**Set exercise**
Take the line that contains "Extract the structured" and every line after it in the material below, and quote them exactly.

Stored items from a collection:
_____

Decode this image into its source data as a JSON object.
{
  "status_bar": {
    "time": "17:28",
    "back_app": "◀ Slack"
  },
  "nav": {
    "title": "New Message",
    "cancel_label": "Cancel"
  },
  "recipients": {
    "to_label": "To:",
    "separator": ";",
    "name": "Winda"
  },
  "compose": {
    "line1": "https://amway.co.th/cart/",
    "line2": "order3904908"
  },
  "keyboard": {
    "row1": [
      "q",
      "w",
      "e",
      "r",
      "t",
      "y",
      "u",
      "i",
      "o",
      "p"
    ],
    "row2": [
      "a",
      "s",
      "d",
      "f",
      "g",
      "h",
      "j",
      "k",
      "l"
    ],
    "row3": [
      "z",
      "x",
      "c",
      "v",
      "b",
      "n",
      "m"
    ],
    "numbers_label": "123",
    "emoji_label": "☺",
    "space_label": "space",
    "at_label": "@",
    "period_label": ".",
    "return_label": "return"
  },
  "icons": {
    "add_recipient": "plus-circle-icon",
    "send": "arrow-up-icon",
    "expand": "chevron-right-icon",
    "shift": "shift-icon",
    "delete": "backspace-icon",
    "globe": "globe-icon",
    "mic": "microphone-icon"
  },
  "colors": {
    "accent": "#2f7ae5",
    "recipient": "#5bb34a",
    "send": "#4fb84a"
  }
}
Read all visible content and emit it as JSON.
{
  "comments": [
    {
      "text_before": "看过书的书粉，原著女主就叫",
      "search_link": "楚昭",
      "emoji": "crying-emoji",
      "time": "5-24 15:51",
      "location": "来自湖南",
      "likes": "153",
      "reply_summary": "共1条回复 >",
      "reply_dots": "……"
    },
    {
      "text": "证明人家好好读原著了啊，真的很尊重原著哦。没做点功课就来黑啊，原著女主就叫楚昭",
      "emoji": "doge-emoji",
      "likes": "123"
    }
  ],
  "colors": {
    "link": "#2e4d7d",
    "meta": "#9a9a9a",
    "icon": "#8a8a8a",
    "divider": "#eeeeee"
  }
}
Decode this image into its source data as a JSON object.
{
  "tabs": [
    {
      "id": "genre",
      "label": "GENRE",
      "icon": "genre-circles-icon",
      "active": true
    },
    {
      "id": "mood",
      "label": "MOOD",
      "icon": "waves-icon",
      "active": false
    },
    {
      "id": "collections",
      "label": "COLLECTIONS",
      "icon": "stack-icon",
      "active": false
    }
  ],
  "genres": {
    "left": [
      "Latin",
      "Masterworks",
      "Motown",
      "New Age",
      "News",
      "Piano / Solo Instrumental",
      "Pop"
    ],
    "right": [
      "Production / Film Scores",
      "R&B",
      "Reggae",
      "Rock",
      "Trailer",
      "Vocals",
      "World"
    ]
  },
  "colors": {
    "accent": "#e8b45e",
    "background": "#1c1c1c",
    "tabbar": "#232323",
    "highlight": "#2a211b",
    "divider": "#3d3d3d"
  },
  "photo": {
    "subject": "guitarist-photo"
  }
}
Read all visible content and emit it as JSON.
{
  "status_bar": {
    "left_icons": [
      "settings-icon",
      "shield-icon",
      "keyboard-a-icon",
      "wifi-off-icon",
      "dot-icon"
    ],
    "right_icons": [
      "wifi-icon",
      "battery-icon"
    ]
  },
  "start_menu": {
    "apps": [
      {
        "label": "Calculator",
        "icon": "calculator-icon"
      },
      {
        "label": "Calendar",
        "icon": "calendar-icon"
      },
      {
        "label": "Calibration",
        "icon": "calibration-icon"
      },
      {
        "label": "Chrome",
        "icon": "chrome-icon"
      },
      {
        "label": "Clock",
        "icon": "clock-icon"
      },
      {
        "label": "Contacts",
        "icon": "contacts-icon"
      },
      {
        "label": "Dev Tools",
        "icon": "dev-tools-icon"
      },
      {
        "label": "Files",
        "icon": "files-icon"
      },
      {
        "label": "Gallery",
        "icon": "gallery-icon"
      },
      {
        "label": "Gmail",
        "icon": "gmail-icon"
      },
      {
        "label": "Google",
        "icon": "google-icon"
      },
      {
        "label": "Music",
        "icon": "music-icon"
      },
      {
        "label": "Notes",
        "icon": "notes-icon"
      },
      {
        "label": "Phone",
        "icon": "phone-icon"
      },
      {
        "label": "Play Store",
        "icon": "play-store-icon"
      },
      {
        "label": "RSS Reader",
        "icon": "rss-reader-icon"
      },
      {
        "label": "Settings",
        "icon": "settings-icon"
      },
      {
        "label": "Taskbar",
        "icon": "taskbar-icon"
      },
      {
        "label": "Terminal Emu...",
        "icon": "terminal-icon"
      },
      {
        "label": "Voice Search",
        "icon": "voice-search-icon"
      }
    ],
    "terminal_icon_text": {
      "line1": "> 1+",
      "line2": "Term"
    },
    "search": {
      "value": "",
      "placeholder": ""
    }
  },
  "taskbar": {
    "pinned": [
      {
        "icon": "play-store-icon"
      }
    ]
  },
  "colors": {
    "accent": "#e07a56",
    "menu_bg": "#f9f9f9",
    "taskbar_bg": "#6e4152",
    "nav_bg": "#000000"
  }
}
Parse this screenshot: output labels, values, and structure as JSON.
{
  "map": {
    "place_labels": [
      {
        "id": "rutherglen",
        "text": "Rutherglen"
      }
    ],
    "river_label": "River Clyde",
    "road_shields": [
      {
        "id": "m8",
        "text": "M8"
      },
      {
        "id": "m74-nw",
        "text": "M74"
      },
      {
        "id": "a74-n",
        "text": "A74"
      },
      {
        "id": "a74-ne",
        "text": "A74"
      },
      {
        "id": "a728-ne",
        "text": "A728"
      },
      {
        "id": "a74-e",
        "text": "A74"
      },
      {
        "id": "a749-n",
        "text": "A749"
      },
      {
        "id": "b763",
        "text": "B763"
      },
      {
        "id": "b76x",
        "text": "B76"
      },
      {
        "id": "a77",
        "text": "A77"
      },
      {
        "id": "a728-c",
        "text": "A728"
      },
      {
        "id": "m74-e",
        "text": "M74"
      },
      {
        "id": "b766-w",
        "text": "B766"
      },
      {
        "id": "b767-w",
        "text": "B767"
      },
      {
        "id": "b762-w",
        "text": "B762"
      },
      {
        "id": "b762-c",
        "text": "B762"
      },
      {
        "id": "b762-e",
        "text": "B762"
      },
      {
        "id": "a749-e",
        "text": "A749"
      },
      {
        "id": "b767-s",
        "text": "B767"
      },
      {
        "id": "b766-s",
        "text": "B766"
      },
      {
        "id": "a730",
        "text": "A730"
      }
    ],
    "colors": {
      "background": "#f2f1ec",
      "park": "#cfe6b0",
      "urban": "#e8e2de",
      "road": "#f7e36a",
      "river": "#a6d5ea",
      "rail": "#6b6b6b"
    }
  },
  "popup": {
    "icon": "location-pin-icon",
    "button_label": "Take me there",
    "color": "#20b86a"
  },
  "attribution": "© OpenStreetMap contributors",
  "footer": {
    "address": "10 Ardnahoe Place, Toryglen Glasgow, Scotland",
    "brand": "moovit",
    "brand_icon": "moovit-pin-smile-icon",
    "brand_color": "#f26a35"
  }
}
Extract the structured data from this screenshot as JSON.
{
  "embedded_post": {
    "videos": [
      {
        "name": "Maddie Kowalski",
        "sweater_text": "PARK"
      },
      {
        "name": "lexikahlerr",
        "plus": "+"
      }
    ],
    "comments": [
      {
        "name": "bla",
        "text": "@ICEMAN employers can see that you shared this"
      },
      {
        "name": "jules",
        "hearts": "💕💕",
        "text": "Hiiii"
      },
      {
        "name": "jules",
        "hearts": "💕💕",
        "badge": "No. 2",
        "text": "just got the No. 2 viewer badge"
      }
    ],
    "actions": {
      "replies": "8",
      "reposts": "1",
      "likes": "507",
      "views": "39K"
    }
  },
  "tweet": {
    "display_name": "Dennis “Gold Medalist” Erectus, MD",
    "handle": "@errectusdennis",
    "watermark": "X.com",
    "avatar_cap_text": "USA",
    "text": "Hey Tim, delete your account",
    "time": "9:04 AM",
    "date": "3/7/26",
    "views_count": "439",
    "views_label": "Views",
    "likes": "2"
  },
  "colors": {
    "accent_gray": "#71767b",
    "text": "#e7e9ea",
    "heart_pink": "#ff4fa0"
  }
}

_____

**The output**
Extract the structured data from this screenshot as JSON.
{
  "embedded_post": {
    "videos": [
      {
        "name": "Maddie Kowalski",
        "sweater_text": "PARK"
      },
      {
        "name": "lexikahlerr",
        "plus": "+"
      }
    ],
    "comments": [
      {
        "name": "bla",
        "text": "@ICEMAN employers can see that you shared this"
      },
      {
        "name": "jules",
        "hearts": "💕💕",
        "text": "Hiiii"
      },
      {
        "name": "jules",
        "hearts": "💕💕",
        "badge": "No. 2",
        "text": "just got the No. 2 viewer badge"
      }
    ],
    "actions": {
      "replies": "8",
      "reposts": "1",
      "likes": "507",
      "views": "39K"
    }
  },
  "tweet": {
    "display_name": "Dennis “Gold Medalist” Erectus, MD",
    "handle": "@errectusdennis",
    "watermark": "X.com",
    "avatar_cap_text": "USA",
    "text": "Hey Tim, delete your account",
    "time": "9:04 AM",
    "date": "3/7/26",
    "views_count": "439",
    "views_label": "Views",
    "likes": "2"
  },
  "colors": {
    "accent_gray": "#71767b",
    "text": "#e7e9ea",
    "heart_pink": "#ff4fa0"
  }
}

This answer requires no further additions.